====== Excerpted passage
Buckeye Partners, L.P.
February 18, 2003
U.S. Securities and Exchange Commission
Re: File No. S7-02-03
Release Nos. 33-8173; 34-47137; IC-25885
Ladies and Gentlemen:
This letter is submitted in response to the request of the Securities and Exchange Commission (the "Commission") for comments on its January 8, 2003 release entitled Standards Relating to Listed Company Audit Committees, Release Nos. 33-8173; 34-47137; IC-25885. This letter focuses only on proposed Rule 10A-3(e)(1) (the "Proposed Rule").
Buckeye Partners, L.P. ("Buckeye") is one of the largest independent pipeline common carriers of refined petroleum products in the United States. We are a master limited partnership organized in 1986 under the laws of the state of Delaware, and our limited partnership units are listed on the New York Stock Exchange. Because the Proposed Rule does not appear to take into account the typical structure of master limited partnerships, we are concerned that, absent some clarification or accommodation, Buckeye and many other listed master limited partnerships will have little choice but to reconsider their stock exchange listings.
Buckeye, like most other master limited partnerships, is managed by a corporate general partner, which in our case is Buckeye Pipe Line Company, a Delaware corporation (the "General Partner"). The sole shareholder of the General Partner is Buckeye Management Company, a privately-owned Delaware corporation ("BMC"). As a limited partnership, Buckeye does not have a board of directors, nor do its limited partners have voting rights, except in limited circumstances. The General Partner, however, has a board of directors whose members are elected by the General Partner's sole shareholder, BMC.
============
====== Supplied data
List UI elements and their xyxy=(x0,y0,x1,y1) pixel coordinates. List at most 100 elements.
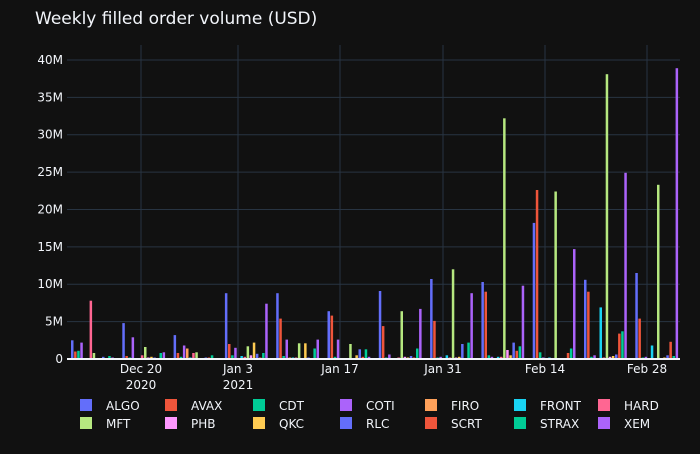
bar-front-week-8[interactable] xyxy=(445,355,449,359)
bar-rlc-week-7[interactable] xyxy=(409,356,413,359)
bar-coti-week-11[interactable] xyxy=(593,355,596,359)
bar-coti2-week-12[interactable] xyxy=(675,68,679,359)
bar-front-week-11[interactable] xyxy=(599,307,603,359)
bar-scrt-week-10[interactable] xyxy=(566,353,570,359)
bar-coti-week-6[interactable] xyxy=(336,339,340,359)
bar-strax-week-1[interactable] xyxy=(108,356,111,359)
bar-coti2-week-6[interactable] xyxy=(367,356,371,359)
legend-item[interactable]: ALGO xyxy=(80,399,140,413)
bar-qkc-week-9[interactable] xyxy=(509,355,512,359)
bar-cdt-week-3[interactable] xyxy=(179,356,183,359)
bar-coti-week-3[interactable] xyxy=(182,345,186,360)
bar-phb-week-9[interactable] xyxy=(506,350,509,359)
bar-avax-week-4[interactable] xyxy=(228,344,231,359)
legend-item[interactable]: MFT xyxy=(80,417,131,431)
bar-algo-week-2[interactable] xyxy=(122,323,125,359)
bar-rlc-week-6[interactable] xyxy=(358,349,362,359)
bar-coti-week-8[interactable] xyxy=(439,356,442,359)
bar-hard-week-9[interactable] xyxy=(500,356,503,359)
legend-item[interactable]: PHB xyxy=(165,417,216,431)
bar-algo-week-3[interactable] xyxy=(173,335,177,359)
bar-cdt-week-10[interactable] xyxy=(538,352,542,359)
bar-strax-week-5[interactable] xyxy=(313,348,316,360)
bar-avax-week-12[interactable] xyxy=(638,318,641,359)
bar-hard-week-3[interactable] xyxy=(192,353,195,359)
bar-phb-week-11[interactable] xyxy=(608,356,612,359)
bar-strax-week-3[interactable] xyxy=(210,355,214,359)
legend-item[interactable]: FRONT xyxy=(514,399,582,413)
bar-strax-week-8[interactable] xyxy=(467,342,470,359)
bar-avax-week-8[interactable] xyxy=(433,320,436,359)
bar-qkc-week-8[interactable] xyxy=(458,356,461,359)
bar-avax-week-10[interactable] xyxy=(535,190,539,359)
bar-mft-week-5[interactable] xyxy=(297,343,301,359)
bar-avax-week-6[interactable] xyxy=(330,315,334,359)
bar-front-week-12[interactable] xyxy=(650,345,654,360)
bar-qkc-week-5[interactable] xyxy=(304,343,307,359)
bar-avax-week-1[interactable] xyxy=(74,351,77,360)
bar-mft-week-8[interactable] xyxy=(451,269,455,359)
bar-qkc-week-2[interactable] xyxy=(150,356,153,359)
bar-coti-week-2[interactable] xyxy=(131,337,135,359)
bar-scrt-week-9[interactable] xyxy=(515,350,519,359)
bar-mft-week-9[interactable] xyxy=(503,118,506,359)
bar-hard-week-2[interactable] xyxy=(140,355,144,359)
bar-cdt-week-11[interactable] xyxy=(590,356,593,359)
bar-strax-week-6[interactable] xyxy=(364,349,368,359)
bar-mft-week-6[interactable] xyxy=(349,344,352,359)
bar-mft-week-2[interactable] xyxy=(144,347,147,359)
bar-firo-week-3[interactable] xyxy=(186,348,189,360)
bar-qkc-week-11[interactable] xyxy=(611,356,615,359)
legend-item[interactable]: XEM xyxy=(598,417,650,431)
bar-coti-week-7[interactable] xyxy=(388,354,391,360)
bar-coti2-week-5[interactable] xyxy=(316,339,320,359)
bar-coti-week-9[interactable] xyxy=(490,356,494,359)
bar-hard-week-1[interactable] xyxy=(89,300,93,359)
bar-coti-week-4[interactable] xyxy=(234,347,237,359)
bar-strax-week-12[interactable] xyxy=(672,356,676,359)
bar-mft-week-7[interactable] xyxy=(400,311,404,359)
bar-coti2-week-7[interactable] xyxy=(419,308,422,359)
bar-strax-week-10[interactable] xyxy=(569,348,573,360)
bar-cdt-week-1[interactable] xyxy=(77,350,80,359)
bar-rlc-week-9[interactable] xyxy=(512,342,515,359)
bar-mft-week-10[interactable] xyxy=(554,191,557,360)
legend-item[interactable]: AVAX xyxy=(165,399,222,413)
bar-coti2-week-11[interactable] xyxy=(624,172,627,359)
bar-algo-week-10[interactable] xyxy=(532,222,536,359)
bar-cdt-week-5[interactable] xyxy=(282,356,285,359)
bar-coti-week-1[interactable] xyxy=(80,342,83,359)
legend-item[interactable]: HARD xyxy=(598,399,659,413)
bar-strax-week-9[interactable] xyxy=(518,346,522,359)
bar-qkc-week-4[interactable] xyxy=(252,342,256,359)
bar-rlc-week-11[interactable] xyxy=(615,354,618,360)
bar-avax-week-5[interactable] xyxy=(279,318,282,359)
bar-cdt-week-4[interactable] xyxy=(231,355,234,359)
bar-phb-week-4[interactable] xyxy=(249,355,253,359)
legend-item[interactable]: RLC xyxy=(340,417,389,431)
legend-item[interactable]: FIRO xyxy=(425,399,479,413)
bar-coti2-week-10[interactable] xyxy=(573,249,576,359)
bar-cdt-week-9[interactable] xyxy=(487,355,491,359)
bar-coti2-week-9[interactable] xyxy=(521,285,525,359)
bar-algo-week-9[interactable] xyxy=(481,282,484,359)
legend-item[interactable]: CDT xyxy=(253,399,305,413)
bar-strax-week-4[interactable] xyxy=(262,353,265,359)
bar-coti2-week-8[interactable] xyxy=(470,293,473,359)
bar-mft-week-4[interactable] xyxy=(246,346,250,359)
bar-rlc-week-1[interactable] xyxy=(102,356,105,359)
bar-mft-week-3[interactable] xyxy=(195,352,198,359)
bar-scrt-week-6[interactable] xyxy=(361,356,365,359)
bar-avax-week-2[interactable] xyxy=(125,356,128,359)
bar-mft-week-1[interactable] xyxy=(92,353,96,359)
bar-algo-week-6[interactable] xyxy=(327,311,331,359)
bar-rlc-week-12[interactable] xyxy=(666,355,669,359)
legend-item[interactable]: QKC xyxy=(253,417,304,431)
bar-phb-week-7[interactable] xyxy=(403,356,407,359)
bar-coti-week-12[interactable] xyxy=(644,356,648,359)
legend-item[interactable]: COTI xyxy=(340,399,395,413)
bar-avax-week-11[interactable] xyxy=(587,291,590,359)
bar-algo-week-4[interactable] xyxy=(224,293,228,359)
bar-coti-week-5[interactable] xyxy=(285,339,289,359)
bar-front-week-9[interactable] xyxy=(496,356,500,359)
============
▶ _Tasks to perform_
a) List every organization named in the Buckeye comment letter, counting each one once even if it goes by more than one name.
b) Put this sentence from the Buckeye comment letter into Spanish: "As a limited partnership, Buckeye does not have a board of directors, nor do its limited partners have voting rights, except in limited circumstances."
c) Write the next part of the Buckeye comment letter, picking up right after its last sentence.

▶ _Answer set_
a)
- Buckeye Partners, L.P.
- U.S. Securities and Exchange Commission
- New York Stock Exchange
- Buckeye Pipe Line Company
- Buckeye Management Company

b) Como sociedad en comandita, Buckeye no tiene una junta directiva, ni sus socios comanditarios tienen derecho a voto, salvo en circunstancias limitadas.

c)
Simply put, the problem with the Proposed Rule is that it is designed to address a typical public corporation structure, rather than that of a limited partnership. As a result, the Proposed Rule could apply to limited partnerships in some aberrant ways. For instance, the Proposed Rule surely would not preclude a member of the audit committee of a listed corporation from being considered "independent" merely because one or more of the listed corporation's shareholders who elected that director is affiliated with the listed corporation, unless the audit committee member is a designee of such affiliate. By contrast, depending on how it is interpreted, the Proposed Rule could preclude a member of the audit committee of the general partner of a limited partnership from being considered "independent" on the sole basis that such director was elected by one or more affiliated shareholders of the general partner. This anomaly is the result of a simple distinction: Unlike a typical public corporation, a limited partnership itself does not have a board of directors. Rather, the corporate general partner of a limited partnership has a board of directors whose members are elected by the shareholders of the general partner, rather than by the limited partners of the limited partnership.
The Proposed Rule would require that Buckeye, as a listed public issuer, have an audit committee comprised of directors that are "independent," as defined by the Proposed Rule. With respect to limited partnerships, the Proposed Rule presumably would apply to the members of the audit committee of the general partner, since limited partnerships do not have a board of directors. In Buckeye's case, the General Partner's audit committee is comprised of four persons who are considered "independent" under current New York Stock Exchange listing standards. They have no stockholder or other equity interest in the General Partner. Further, they receive no direct or indirect compensation from Buckeye, nor any direct or indirect compensation from the General Partner, other than standard directors' fees.
We are concerned that the Proposed Rule will unintentionally preclude our General Partner's independent audit committee members from being considered "independent" simply because they are elected to serve as directors by the shareholder of the General Partner. Our concern stems from proposed Rule 10A-3(e)(1)(ii), which states that "[a] director, executive officer, partner, member, principal or designee of an affiliate will be deemed to be an affiliate" (emphasis added). Buckeye's General Partner is an affiliate of Buckeye, the issuer, because of the inherent nature of a limited partnership, as the general partner "controls" the limited partnership. If the mere fact that BMC elects the directors of the General Partner means that such directors have been "designated" by BMC, then they may not be considered "independent" under the Proposed Rule.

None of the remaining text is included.